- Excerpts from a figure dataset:
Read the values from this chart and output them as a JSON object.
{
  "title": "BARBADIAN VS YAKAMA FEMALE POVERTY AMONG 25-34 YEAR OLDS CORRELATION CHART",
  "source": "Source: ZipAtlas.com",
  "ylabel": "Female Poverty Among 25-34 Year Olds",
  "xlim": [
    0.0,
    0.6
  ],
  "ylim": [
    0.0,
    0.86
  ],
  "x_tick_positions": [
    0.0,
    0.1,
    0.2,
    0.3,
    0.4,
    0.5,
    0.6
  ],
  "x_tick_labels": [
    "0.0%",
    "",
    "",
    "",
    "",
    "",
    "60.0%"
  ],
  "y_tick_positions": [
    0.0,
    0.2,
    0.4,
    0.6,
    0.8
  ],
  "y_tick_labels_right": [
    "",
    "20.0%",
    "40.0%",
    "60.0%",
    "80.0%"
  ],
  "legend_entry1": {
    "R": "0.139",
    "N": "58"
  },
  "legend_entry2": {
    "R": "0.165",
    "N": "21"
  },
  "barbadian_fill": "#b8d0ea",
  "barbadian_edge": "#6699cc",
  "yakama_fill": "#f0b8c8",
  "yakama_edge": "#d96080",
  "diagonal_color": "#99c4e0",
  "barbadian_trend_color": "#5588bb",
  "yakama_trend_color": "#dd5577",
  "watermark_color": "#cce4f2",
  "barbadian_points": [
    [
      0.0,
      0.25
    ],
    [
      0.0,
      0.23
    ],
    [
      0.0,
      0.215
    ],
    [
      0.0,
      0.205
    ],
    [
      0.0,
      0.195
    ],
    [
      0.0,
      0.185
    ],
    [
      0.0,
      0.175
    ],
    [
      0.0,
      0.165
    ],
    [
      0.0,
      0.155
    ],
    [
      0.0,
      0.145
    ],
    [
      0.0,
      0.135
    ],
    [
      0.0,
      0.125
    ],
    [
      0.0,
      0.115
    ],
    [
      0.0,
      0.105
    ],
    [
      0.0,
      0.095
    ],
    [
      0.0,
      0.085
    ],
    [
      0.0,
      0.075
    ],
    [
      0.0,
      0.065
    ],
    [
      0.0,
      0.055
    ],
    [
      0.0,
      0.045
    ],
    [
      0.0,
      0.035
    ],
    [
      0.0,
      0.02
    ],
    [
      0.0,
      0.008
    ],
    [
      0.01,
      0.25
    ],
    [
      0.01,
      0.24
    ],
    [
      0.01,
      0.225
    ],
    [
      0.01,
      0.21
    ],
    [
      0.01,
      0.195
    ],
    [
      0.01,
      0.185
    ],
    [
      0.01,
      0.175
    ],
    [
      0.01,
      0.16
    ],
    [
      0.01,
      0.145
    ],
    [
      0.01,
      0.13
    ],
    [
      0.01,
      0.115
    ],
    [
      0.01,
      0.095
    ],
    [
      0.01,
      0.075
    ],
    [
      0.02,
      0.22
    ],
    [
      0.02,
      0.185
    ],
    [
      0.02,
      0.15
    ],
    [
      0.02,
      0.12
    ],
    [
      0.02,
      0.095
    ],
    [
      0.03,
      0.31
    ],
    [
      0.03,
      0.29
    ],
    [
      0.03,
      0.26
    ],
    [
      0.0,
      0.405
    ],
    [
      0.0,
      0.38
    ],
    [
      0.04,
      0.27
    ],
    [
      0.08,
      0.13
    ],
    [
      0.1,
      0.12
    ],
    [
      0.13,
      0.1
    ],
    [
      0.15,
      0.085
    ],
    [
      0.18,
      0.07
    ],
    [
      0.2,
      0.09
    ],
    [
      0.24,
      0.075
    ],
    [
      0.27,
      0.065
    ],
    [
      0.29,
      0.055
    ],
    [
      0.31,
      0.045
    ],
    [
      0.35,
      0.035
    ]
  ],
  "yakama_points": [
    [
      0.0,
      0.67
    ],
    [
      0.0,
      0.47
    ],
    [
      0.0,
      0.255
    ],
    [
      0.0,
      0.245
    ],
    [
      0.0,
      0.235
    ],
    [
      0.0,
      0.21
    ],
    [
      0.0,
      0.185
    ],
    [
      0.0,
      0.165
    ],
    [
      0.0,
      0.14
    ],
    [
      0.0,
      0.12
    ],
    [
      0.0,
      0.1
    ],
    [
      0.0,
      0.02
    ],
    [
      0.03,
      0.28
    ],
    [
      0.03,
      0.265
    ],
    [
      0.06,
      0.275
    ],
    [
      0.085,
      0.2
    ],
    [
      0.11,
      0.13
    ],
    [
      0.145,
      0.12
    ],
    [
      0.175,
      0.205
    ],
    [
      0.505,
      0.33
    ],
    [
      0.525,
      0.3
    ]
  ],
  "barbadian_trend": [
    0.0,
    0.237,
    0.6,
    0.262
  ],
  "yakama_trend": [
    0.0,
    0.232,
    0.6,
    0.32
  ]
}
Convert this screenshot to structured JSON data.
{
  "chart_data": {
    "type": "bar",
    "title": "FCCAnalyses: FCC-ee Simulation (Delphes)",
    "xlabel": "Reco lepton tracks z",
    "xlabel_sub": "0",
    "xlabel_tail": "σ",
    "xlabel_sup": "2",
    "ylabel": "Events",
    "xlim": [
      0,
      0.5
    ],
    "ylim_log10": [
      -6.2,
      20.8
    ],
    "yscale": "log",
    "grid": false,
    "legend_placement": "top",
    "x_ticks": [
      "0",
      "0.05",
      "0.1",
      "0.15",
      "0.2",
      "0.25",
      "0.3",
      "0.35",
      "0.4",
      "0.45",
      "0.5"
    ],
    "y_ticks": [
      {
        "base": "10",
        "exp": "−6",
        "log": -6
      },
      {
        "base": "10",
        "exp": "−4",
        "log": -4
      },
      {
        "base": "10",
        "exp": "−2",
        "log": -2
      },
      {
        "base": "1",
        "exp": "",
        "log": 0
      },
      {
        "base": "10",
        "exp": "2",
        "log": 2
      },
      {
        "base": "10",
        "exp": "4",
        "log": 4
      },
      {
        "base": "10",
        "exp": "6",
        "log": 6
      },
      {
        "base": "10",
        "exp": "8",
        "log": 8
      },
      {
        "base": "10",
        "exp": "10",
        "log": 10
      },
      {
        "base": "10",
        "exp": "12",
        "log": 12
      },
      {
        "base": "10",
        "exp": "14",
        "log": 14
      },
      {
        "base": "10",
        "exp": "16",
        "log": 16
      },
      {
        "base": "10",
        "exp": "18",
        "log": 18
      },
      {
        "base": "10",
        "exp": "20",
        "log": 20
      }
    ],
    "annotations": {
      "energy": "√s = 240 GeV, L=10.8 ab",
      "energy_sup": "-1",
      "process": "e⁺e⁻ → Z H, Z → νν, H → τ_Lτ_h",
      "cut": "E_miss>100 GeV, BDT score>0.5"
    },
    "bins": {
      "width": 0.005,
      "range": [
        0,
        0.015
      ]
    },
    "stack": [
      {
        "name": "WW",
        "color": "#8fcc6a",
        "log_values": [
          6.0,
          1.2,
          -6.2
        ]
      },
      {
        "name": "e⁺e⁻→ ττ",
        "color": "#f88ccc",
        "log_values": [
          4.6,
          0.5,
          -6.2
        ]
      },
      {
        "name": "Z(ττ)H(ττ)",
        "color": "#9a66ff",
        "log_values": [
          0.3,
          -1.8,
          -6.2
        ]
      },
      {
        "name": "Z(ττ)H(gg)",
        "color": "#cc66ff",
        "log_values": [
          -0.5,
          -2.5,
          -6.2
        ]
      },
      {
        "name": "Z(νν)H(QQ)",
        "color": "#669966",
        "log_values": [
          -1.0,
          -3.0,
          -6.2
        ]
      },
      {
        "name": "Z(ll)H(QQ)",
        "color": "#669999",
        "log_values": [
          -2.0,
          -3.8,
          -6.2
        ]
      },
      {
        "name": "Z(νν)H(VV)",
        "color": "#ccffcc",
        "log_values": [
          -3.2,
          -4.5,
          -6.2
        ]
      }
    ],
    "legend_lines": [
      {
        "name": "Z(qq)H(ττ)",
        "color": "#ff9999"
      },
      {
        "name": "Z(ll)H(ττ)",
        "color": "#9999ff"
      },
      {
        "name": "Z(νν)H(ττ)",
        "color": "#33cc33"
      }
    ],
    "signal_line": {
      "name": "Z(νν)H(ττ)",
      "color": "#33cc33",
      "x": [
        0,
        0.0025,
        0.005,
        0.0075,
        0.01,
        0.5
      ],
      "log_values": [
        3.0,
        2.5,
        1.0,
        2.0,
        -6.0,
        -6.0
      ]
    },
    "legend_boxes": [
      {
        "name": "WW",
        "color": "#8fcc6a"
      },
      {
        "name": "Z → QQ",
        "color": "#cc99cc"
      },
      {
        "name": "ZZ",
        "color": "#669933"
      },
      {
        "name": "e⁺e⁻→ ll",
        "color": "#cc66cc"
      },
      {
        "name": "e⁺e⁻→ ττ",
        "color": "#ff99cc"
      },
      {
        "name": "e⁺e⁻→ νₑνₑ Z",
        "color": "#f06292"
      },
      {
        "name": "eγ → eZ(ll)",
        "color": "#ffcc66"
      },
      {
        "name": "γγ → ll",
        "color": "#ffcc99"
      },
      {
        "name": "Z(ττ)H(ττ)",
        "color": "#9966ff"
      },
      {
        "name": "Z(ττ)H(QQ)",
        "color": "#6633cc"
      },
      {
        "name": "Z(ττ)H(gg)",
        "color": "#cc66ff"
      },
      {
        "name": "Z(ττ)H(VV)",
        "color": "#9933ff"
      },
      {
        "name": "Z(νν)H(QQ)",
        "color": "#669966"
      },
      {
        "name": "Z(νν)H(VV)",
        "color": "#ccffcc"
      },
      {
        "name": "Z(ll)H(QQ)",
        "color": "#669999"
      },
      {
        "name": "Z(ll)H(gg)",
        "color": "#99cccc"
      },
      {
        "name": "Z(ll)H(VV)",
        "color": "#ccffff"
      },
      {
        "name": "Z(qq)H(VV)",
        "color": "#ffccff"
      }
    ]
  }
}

- Challenge: List all lines where "title" occurs.

- Expected output:
  "title": "BARBADIAN VS YAKAMA FEMALE POVERTY AMONG 25-34 YEAR OLDS CORRELATION CHART",
    "title": "FCCAnalyses: FCC-ee Simulation (Delphes)",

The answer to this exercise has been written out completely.